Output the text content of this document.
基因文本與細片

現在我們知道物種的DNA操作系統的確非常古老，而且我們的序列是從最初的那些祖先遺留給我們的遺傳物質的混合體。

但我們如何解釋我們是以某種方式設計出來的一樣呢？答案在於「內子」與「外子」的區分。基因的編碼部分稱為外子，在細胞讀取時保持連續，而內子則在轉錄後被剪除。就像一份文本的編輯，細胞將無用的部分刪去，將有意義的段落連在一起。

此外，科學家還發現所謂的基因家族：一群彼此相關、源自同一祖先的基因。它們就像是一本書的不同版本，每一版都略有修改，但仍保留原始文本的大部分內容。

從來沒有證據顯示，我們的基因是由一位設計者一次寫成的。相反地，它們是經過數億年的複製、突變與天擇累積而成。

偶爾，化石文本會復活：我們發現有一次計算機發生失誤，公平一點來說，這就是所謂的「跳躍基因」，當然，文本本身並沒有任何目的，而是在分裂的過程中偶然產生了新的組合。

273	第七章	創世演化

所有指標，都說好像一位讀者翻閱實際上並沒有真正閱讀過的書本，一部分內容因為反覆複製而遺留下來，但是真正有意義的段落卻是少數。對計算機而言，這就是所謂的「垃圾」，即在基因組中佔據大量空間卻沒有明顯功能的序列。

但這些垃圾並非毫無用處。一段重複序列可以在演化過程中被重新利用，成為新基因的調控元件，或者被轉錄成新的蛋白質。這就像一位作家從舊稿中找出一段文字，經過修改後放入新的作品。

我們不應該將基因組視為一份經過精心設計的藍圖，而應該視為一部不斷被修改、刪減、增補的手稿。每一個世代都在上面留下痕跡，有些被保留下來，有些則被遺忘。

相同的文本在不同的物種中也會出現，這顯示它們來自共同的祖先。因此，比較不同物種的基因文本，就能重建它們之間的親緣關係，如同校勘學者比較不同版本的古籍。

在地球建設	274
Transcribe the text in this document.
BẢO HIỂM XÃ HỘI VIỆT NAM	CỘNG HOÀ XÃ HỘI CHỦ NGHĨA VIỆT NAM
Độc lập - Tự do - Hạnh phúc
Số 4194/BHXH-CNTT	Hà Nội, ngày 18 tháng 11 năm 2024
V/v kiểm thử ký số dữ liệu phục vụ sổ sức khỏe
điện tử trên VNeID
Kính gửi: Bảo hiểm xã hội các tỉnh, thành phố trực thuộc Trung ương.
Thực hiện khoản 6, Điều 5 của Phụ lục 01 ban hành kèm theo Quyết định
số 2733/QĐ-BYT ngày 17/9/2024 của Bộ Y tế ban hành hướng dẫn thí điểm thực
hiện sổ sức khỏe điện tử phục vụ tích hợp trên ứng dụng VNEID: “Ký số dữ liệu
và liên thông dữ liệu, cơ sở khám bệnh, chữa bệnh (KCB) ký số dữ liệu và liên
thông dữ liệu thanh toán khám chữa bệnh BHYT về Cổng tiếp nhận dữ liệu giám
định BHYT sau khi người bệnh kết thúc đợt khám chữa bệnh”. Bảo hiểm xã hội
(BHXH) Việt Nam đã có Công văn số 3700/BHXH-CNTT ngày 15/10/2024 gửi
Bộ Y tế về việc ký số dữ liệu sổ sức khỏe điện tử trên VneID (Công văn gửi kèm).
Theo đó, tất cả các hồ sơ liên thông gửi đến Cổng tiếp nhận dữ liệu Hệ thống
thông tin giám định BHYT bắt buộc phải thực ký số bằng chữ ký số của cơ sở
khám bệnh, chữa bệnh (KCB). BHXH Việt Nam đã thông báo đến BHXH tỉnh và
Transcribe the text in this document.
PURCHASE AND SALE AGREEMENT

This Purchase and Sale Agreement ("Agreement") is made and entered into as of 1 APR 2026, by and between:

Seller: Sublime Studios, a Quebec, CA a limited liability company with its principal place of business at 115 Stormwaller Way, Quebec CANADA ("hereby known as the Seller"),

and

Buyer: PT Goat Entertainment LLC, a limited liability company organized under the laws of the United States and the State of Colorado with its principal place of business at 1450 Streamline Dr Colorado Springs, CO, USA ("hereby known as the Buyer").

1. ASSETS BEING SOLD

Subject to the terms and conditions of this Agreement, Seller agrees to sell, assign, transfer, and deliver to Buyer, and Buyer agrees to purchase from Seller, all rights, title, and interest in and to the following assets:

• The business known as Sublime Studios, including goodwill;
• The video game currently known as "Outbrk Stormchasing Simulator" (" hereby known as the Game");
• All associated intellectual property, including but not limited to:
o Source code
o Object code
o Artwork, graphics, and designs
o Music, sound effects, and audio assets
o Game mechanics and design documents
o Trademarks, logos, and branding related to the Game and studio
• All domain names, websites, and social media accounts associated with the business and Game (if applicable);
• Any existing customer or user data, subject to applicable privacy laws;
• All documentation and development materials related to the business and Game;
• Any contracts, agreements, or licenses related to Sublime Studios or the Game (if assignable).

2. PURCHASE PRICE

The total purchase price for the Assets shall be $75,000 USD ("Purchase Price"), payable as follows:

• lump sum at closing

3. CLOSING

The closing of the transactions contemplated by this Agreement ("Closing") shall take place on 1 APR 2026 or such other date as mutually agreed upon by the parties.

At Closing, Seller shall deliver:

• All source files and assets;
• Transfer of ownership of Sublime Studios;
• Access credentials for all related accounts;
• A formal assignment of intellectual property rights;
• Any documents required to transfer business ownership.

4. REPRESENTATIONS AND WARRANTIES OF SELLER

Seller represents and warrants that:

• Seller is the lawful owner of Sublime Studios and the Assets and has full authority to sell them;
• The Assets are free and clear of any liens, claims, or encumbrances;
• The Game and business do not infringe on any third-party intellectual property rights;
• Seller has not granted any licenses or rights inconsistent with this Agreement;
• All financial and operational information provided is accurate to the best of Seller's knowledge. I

⁂

> [Goal]:
Identify the lines of the entries containing the string "Buyer". Copy each such line.

> [Expected output]:
Buyer: PT Goat Entertainment LLC, a limited liability company organized under the laws of the United States and the State of Colorado with its principal place of business at 1450 Streamline Dr Colorado Springs, CO, USA ("hereby known as the Buyer").
Subject to the terms and conditions of this Agreement, Seller agrees to sell, assign, transfer, and deliver to Buyer, and Buyer agrees to purchase from Seller, all rights, title, and interest in and to the following assets:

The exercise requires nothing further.